Write out all the entries word for word, but skip any images.

Data tied to figure images
┄┄┄┄┄┄┄┄┄┄
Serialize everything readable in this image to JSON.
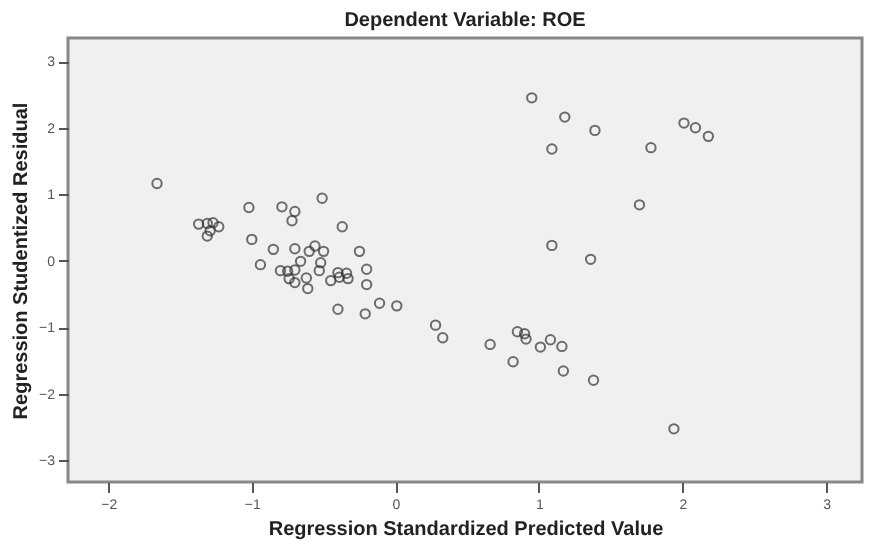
{
  "chart_data": {
    "type": "scatter",
    "title": "Dependent Variable: ROE",
    "xlabel": "Regression Standardized Predicted Value",
    "ylabel": "Regression Studentized Residual",
    "x": [
      -1.66,
      -1.37,
      -1.31,
      -1.27,
      -1.23,
      -1.31,
      -1.29,
      -1.02,
      -1.0,
      -0.94,
      -0.85,
      -0.79,
      -0.7,
      -0.72,
      -0.8,
      -0.75,
      -0.74,
      -0.7,
      -0.7,
      -0.7,
      -0.66,
      -0.62,
      -0.61,
      -0.6,
      -0.56,
      -0.51,
      -0.5,
      -0.52,
      -0.53,
      -0.45,
      -0.4,
      -0.4,
      -0.39,
      -0.37,
      -0.34,
      -0.33,
      -0.25,
      -0.2,
      -0.2,
      -0.21,
      -0.11,
      0.01,
      0.28,
      0.33,
      0.66,
      0.82,
      0.85,
      0.9,
      0.91,
      0.95,
      1.08,
      1.01,
      1.16,
      1.18,
      1.09,
      1.09,
      1.17,
      1.39,
      1.36,
      1.38,
      1.7,
      1.78,
      1.94,
      2.01,
      2.09,
      2.18
    ],
    "values": [
      1.16,
      0.55,
      0.56,
      0.57,
      0.51,
      0.37,
      0.45,
      0.8,
      0.32,
      -0.06,
      0.17,
      0.81,
      0.74,
      0.6,
      -0.15,
      -0.16,
      -0.27,
      -0.14,
      0.18,
      -0.33,
      -0.01,
      -0.26,
      -0.42,
      0.14,
      0.22,
      0.94,
      0.14,
      -0.03,
      -0.15,
      -0.3,
      -0.73,
      -0.18,
      -0.25,
      0.51,
      -0.19,
      -0.27,
      0.14,
      -0.13,
      -0.36,
      -0.8,
      -0.64,
      -0.68,
      -0.97,
      -1.16,
      -1.26,
      -1.52,
      -1.07,
      -1.1,
      -1.18,
      2.45,
      -1.19,
      -1.3,
      -1.29,
      2.16,
      1.68,
      0.23,
      -1.66,
      1.96,
      0.02,
      -1.8,
      0.84,
      1.7,
      -2.53,
      2.07,
      2.0,
      1.87
    ],
    "color": "#333333",
    "marker": "circle",
    "grid": false,
    "xlim": [
      -2.28,
      3.25
    ],
    "ylim": [
      -3.33,
      3.35
    ],
    "xticks": [
      -2,
      -1,
      0,
      1,
      2,
      3
    ],
    "yticks": [
      -3,
      -2,
      -1,
      0,
      1,
      2,
      3
    ]
  }
}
┄┄┄┄┄┄┄┄┄┄
▶ **Correct response**:
Serialize everything readable in this image to JSON.
{
  "chart_data": {
    "type": "scatter",
    "title": "Dependent Variable: ROE",
    "xlabel": "Regression Standardized Predicted Value",
    "ylabel": "Regression Studentized Residual",
    "x": [
      -1.66,
      -1.37,
      -1.31,
      -1.27,
      -1.23,
      -1.31,
      -1.29,
      -1.02,
      -1.0,
      -0.94,
      -0.85,
      -0.79,
      -0.7,
      -0.72,
      -0.8,
      -0.75,
      -0.74,
      -0.7,
      -0.7,
      -0.7,
      -0.66,
      -0.62,
      -0.61,
      -0.6,
      -0.56,
      -0.51,
      -0.5,
      -0.52,
      -0.53,
      -0.45,
      -0.4,
      -0.4,
      -0.39,
      -0.37,
      -0.34,
      -0.33,
      -0.25,
      -0.2,
      -0.2,
      -0.21,
      -0.11,
      0.01,
      0.28,
      0.33,
      0.66,
      0.82,
      0.85,
      0.9,
      0.91,
      0.95,
      1.08,
      1.01,
      1.16,
      1.18,
      1.09,
      1.09,
      1.17,
      1.39,
      1.36,
      1.38,
      1.7,
      1.78,
      1.94,
      2.01,
      2.09,
      2.18
    ],
    "values": [
      1.16,
      0.55,
      0.56,
      0.57,
      0.51,
      0.37,
      0.45,
      0.8,
      0.32,
      -0.06,
      0.17,
      0.81,
      0.74,
      0.6,
      -0.15,
      -0.16,
      -0.27,
      -0.14,
      0.18,
      -0.33,
      -0.01,
      -0.26,
      -0.42,
      0.14,
      0.22,
      0.94,
      0.14,
      -0.03,
      -0.15,
      -0.3,
      -0.73,
      -0.18,
      -0.25,
      0.51,
      -0.19,
      -0.27,
      0.14,
      -0.13,
      -0.36,
      -0.8,
      -0.64,
      -0.68,
      -0.97,
      -1.16,
      -1.26,
      -1.52,
      -1.07,
      -1.1,
      -1.18,
      2.45,
      -1.19,
      -1.3,
      -1.29,
      2.16,
      1.68,
      0.23,
      -1.66,
      1.96,
      0.02,
      -1.8,
      0.84,
      1.7,
      -2.53,
      2.07,
      2.0,
      1.87
    ],
    "color": "#333333",
    "marker": "circle",
    "grid": false,
    "xlim": [
      -2.28,
      3.25
    ],
    "ylim": [
      -3.33,
      3.35
    ],
    "xticks": [
      -2,
      -1,
      0,
      1,
      2,
      3
    ],
    "yticks": [
      -3,
      -2,
      -1,
      0,
      1,
      2,
      3
    ]
  }
}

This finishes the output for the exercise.